■ WHAT YOU ARE ASKED TO DO
Write out each line word for word. Drop pictures.

■ DATASET ROWS
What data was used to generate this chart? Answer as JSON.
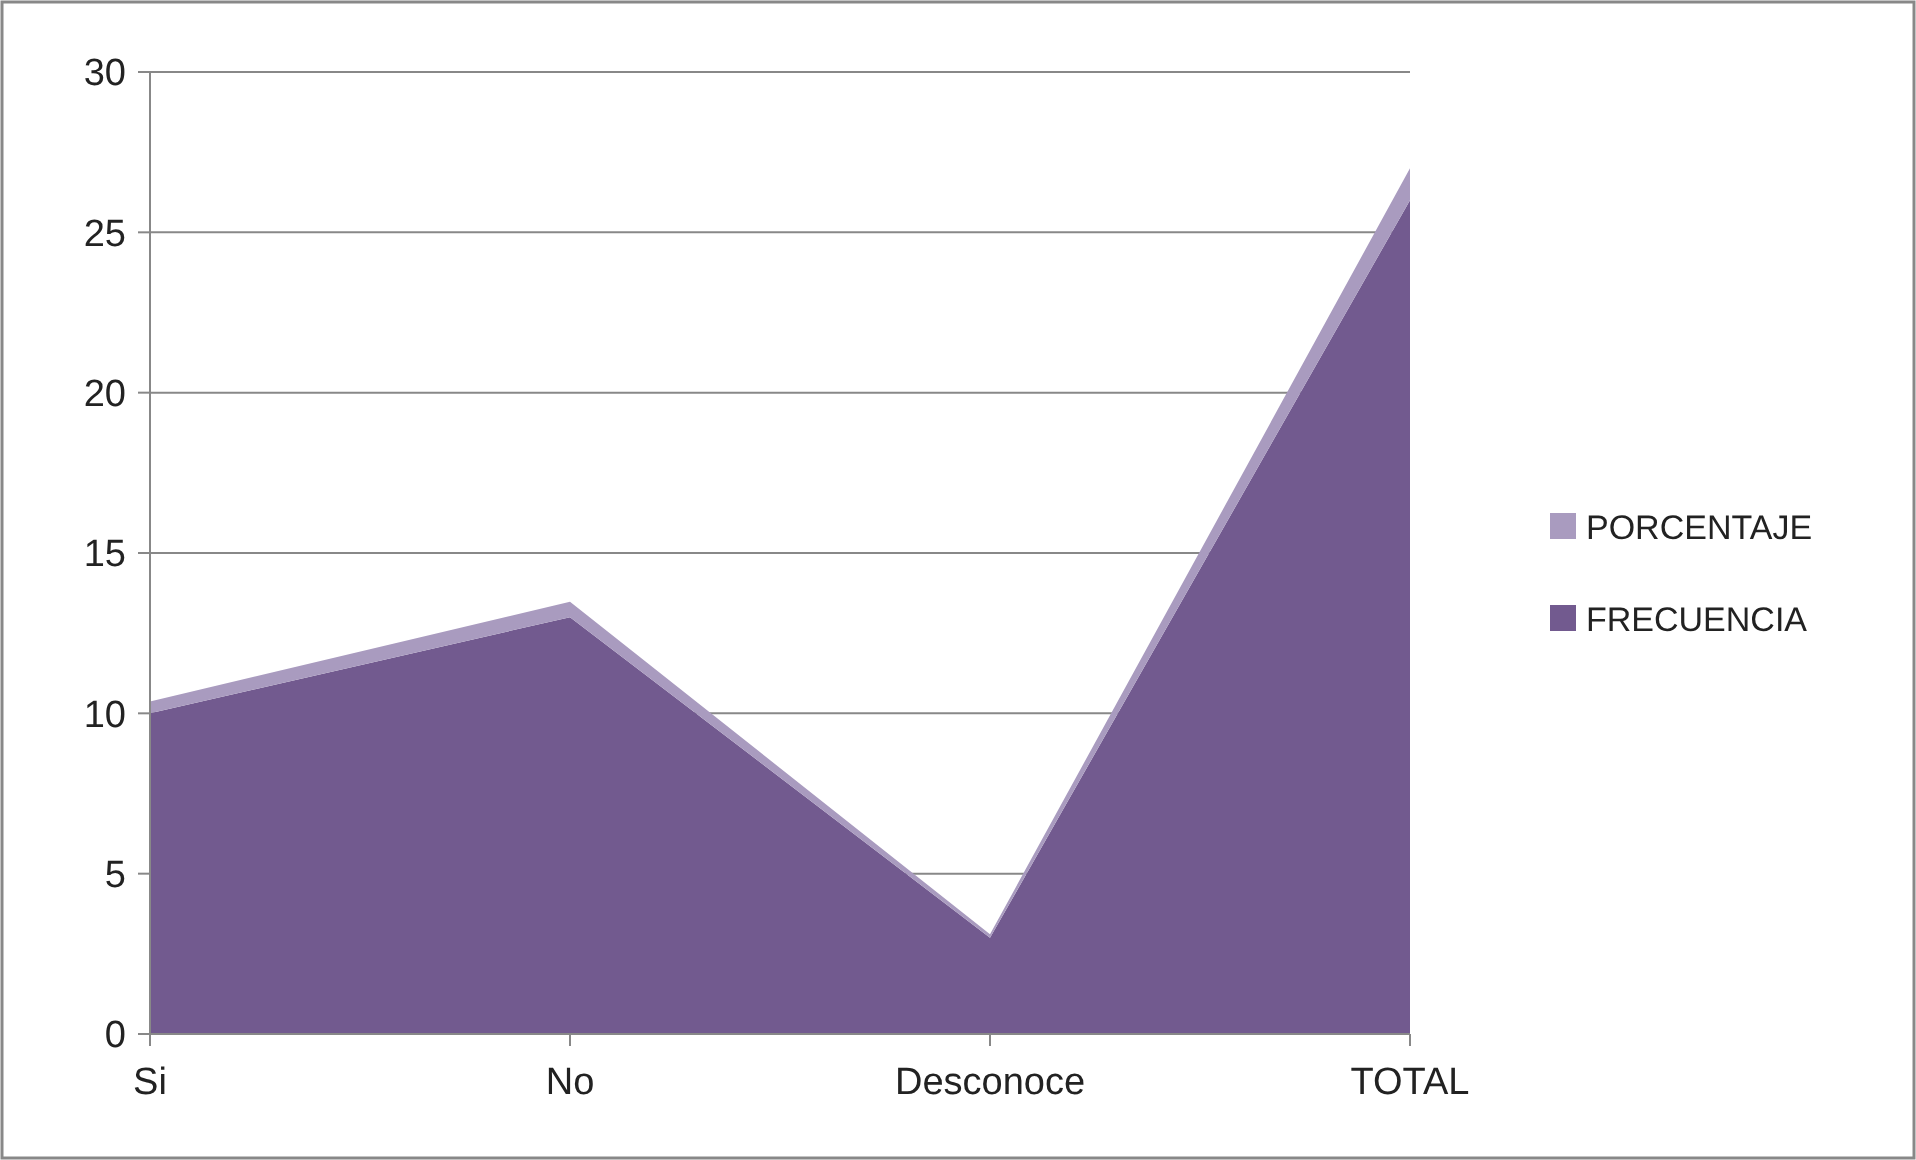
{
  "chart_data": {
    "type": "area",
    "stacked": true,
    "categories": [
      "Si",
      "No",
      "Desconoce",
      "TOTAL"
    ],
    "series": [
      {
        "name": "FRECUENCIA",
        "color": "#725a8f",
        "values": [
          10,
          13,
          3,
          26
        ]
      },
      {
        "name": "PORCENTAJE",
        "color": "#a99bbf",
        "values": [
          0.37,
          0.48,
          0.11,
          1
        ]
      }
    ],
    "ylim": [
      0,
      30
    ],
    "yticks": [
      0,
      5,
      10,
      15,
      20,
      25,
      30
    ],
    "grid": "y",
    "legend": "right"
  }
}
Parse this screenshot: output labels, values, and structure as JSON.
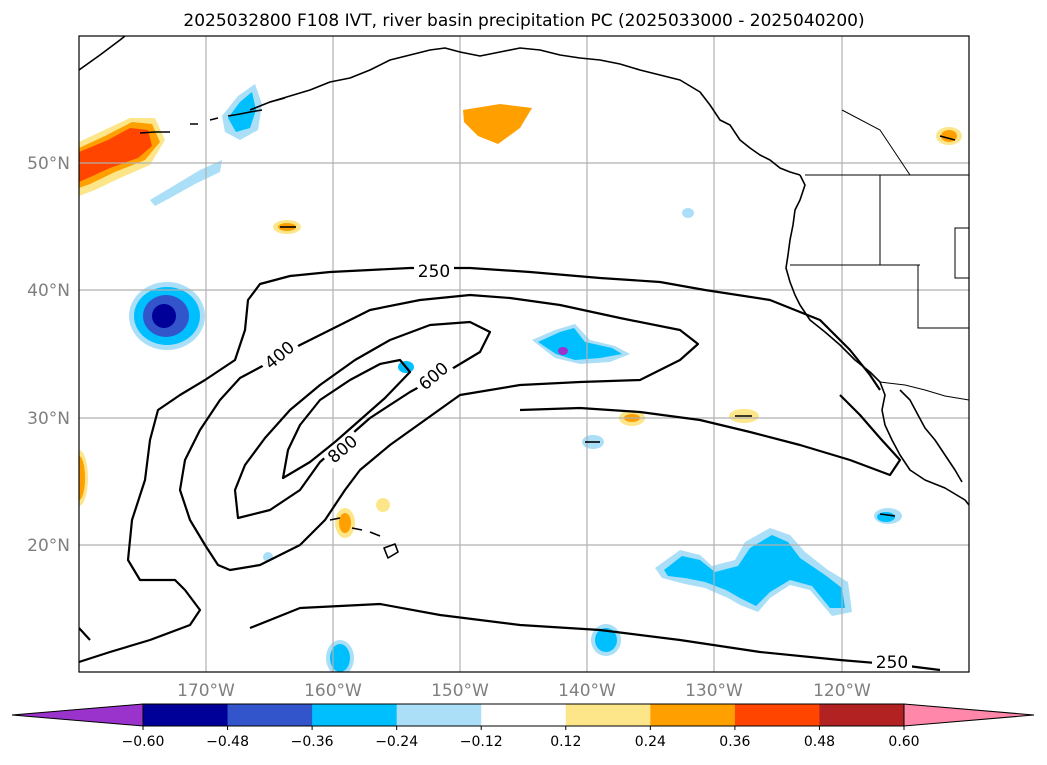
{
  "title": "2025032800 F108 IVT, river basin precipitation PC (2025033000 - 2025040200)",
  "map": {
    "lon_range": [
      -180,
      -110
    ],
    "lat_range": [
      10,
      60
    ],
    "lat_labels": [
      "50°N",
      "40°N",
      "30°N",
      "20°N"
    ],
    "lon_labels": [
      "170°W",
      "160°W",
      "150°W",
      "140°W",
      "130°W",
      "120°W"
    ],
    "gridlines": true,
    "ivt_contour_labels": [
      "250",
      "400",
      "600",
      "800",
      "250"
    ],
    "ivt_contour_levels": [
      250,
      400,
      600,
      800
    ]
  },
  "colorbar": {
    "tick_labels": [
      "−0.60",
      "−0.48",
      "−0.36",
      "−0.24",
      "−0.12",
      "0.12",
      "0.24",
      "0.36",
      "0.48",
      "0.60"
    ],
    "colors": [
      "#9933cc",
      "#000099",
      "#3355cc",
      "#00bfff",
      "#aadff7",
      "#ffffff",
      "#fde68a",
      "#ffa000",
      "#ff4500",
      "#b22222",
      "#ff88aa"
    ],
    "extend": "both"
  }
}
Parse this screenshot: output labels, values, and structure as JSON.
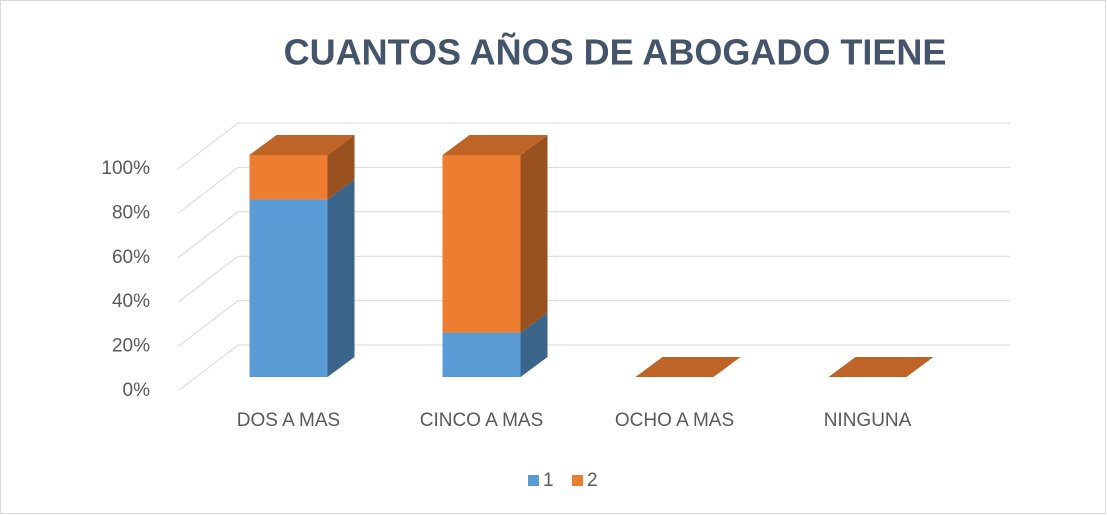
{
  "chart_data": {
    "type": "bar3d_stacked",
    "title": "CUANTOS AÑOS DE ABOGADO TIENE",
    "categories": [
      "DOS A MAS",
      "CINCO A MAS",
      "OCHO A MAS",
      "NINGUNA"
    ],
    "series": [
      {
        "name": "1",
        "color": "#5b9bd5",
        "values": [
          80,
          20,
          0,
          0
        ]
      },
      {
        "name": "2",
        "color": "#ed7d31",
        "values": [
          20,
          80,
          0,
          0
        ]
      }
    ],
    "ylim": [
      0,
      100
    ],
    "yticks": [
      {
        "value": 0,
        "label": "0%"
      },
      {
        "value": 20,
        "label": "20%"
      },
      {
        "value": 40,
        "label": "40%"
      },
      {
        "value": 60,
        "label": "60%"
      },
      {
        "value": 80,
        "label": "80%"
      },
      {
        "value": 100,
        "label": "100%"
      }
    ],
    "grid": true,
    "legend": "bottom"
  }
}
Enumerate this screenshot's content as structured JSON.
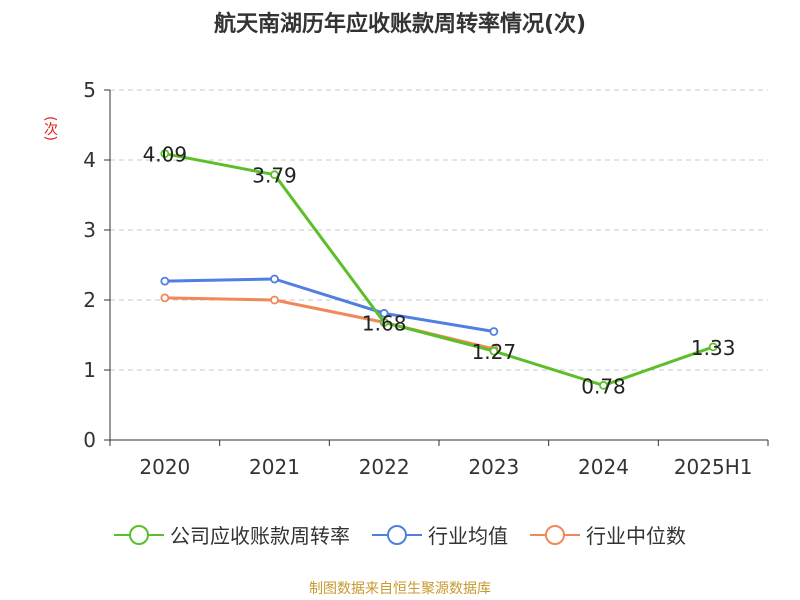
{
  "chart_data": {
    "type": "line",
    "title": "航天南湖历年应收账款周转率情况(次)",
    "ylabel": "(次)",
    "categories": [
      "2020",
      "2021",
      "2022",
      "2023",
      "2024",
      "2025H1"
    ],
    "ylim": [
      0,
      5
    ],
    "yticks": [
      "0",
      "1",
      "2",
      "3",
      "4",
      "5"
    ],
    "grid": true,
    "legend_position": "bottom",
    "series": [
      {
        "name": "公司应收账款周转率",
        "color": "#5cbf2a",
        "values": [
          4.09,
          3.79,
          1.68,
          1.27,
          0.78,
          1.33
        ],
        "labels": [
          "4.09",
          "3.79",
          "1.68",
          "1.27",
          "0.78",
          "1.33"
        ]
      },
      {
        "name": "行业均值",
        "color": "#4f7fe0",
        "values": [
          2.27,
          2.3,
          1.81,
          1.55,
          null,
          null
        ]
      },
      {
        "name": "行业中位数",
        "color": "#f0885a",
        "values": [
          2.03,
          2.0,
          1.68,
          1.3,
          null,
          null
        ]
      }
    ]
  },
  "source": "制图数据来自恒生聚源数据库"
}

■ EXERCISE OUTPUT
What data was used to generate this chart? Answer as JSON.
{
  "chart_data": {
    "type": "area",
    "stacked": true,
    "categories": [
      "Si",
      "No",
      "Desconoce",
      "TOTAL"
    ],
    "series": [
      {
        "name": "FRECUENCIA",
        "color": "#725a8f",
        "values": [
          10,
          13,
          3,
          26
        ]
      },
      {
        "name": "PORCENTAJE",
        "color": "#a99bbf",
        "values": [
          0.37,
          0.48,
          0.11,
          1
        ]
      }
    ],
    "ylim": [
      0,
      30
    ],
    "yticks": [
      0,
      5,
      10,
      15,
      20,
      25,
      30
    ],
    "grid": "y",
    "legend": "right"
  }
}
Parse this screenshot: output labels, values, and structure as JSON.
{
  "title": "2025032800 F108 IVT, river basin precipitation PC (2025033000 - 2025040200)",
  "map": {
    "lon_range": [
      -180,
      -110
    ],
    "lat_range": [
      10,
      60
    ],
    "lat_labels": [
      "50°N",
      "40°N",
      "30°N",
      "20°N"
    ],
    "lon_labels": [
      "170°W",
      "160°W",
      "150°W",
      "140°W",
      "130°W",
      "120°W"
    ],
    "gridlines": true,
    "ivt_contour_labels": [
      "250",
      "400",
      "600",
      "800",
      "250"
    ],
    "ivt_contour_levels": [
      250,
      400,
      600,
      800
    ]
  },
  "colorbar": {
    "tick_labels": [
      "−0.60",
      "−0.48",
      "−0.36",
      "−0.24",
      "−0.12",
      "0.12",
      "0.24",
      "0.36",
      "0.48",
      "0.60"
    ],
    "colors": [
      "#9933cc",
      "#000099",
      "#3355cc",
      "#00bfff",
      "#aadff7",
      "#ffffff",
      "#fde68a",
      "#ffa000",
      "#ff4500",
      "#b22222",
      "#ff88aa"
    ],
    "extend": "both"
  }
}
Parse this screenshot: output labels, values, and structure as JSON.
{
  "chart_data": {
    "type": "bar3d_stacked",
    "title": "CUANTOS AÑOS DE ABOGADO TIENE",
    "categories": [
      "DOS A MAS",
      "CINCO A MAS",
      "OCHO A MAS",
      "NINGUNA"
    ],
    "series": [
      {
        "name": "1",
        "color": "#5b9bd5",
        "values": [
          80,
          20,
          0,
          0
        ]
      },
      {
        "name": "2",
        "color": "#ed7d31",
        "values": [
          20,
          80,
          0,
          0
        ]
      }
    ],
    "ylim": [
      0,
      100
    ],
    "yticks": [
      {
        "value": 0,
        "label": "0%"
      },
      {
        "value": 20,
        "label": "20%"
      },
      {
        "value": 40,
        "label": "40%"
      },
      {
        "value": 60,
        "label": "60%"
      },
      {
        "value": 80,
        "label": "80%"
      },
      {
        "value": 100,
        "label": "100%"
      }
    ],
    "grid": true,
    "legend": "bottom"
  }
}
Enumerate this screenshot's content as structured JSON.
{
  "chart_data": {
    "type": "line",
    "title": "航天南湖历年应收账款周转率情况(次)",
    "ylabel": "(次)",
    "categories": [
      "2020",
      "2021",
      "2022",
      "2023",
      "2024",
      "2025H1"
    ],
    "ylim": [
      0,
      5
    ],
    "yticks": [
      "0",
      "1",
      "2",
      "3",
      "4",
      "5"
    ],
    "grid": true,
    "legend_position": "bottom",
    "series": [
      {
        "name": "公司应收账款周转率",
        "color": "#5cbf2a",
        "values": [
          4.09,
          3.79,
          1.68,
          1.27,
          0.78,
          1.33
        ],
        "labels": [
          "4.09",
          "3.79",
          "1.68",
          "1.27",
          "0.78",
          "1.33"
        ]
      },
      {
        "name": "行业均值",
        "color": "#4f7fe0",
        "values": [
          2.27,
          2.3,
          1.81,
          1.55,
          null,
          null
        ]
      },
      {
        "name": "行业中位数",
        "color": "#f0885a",
        "values": [
          2.03,
          2.0,
          1.68,
          1.3,
          null,
          null
        ]
      }
    ]
  },
  "source": "制图数据来自恒生聚源数据库"
}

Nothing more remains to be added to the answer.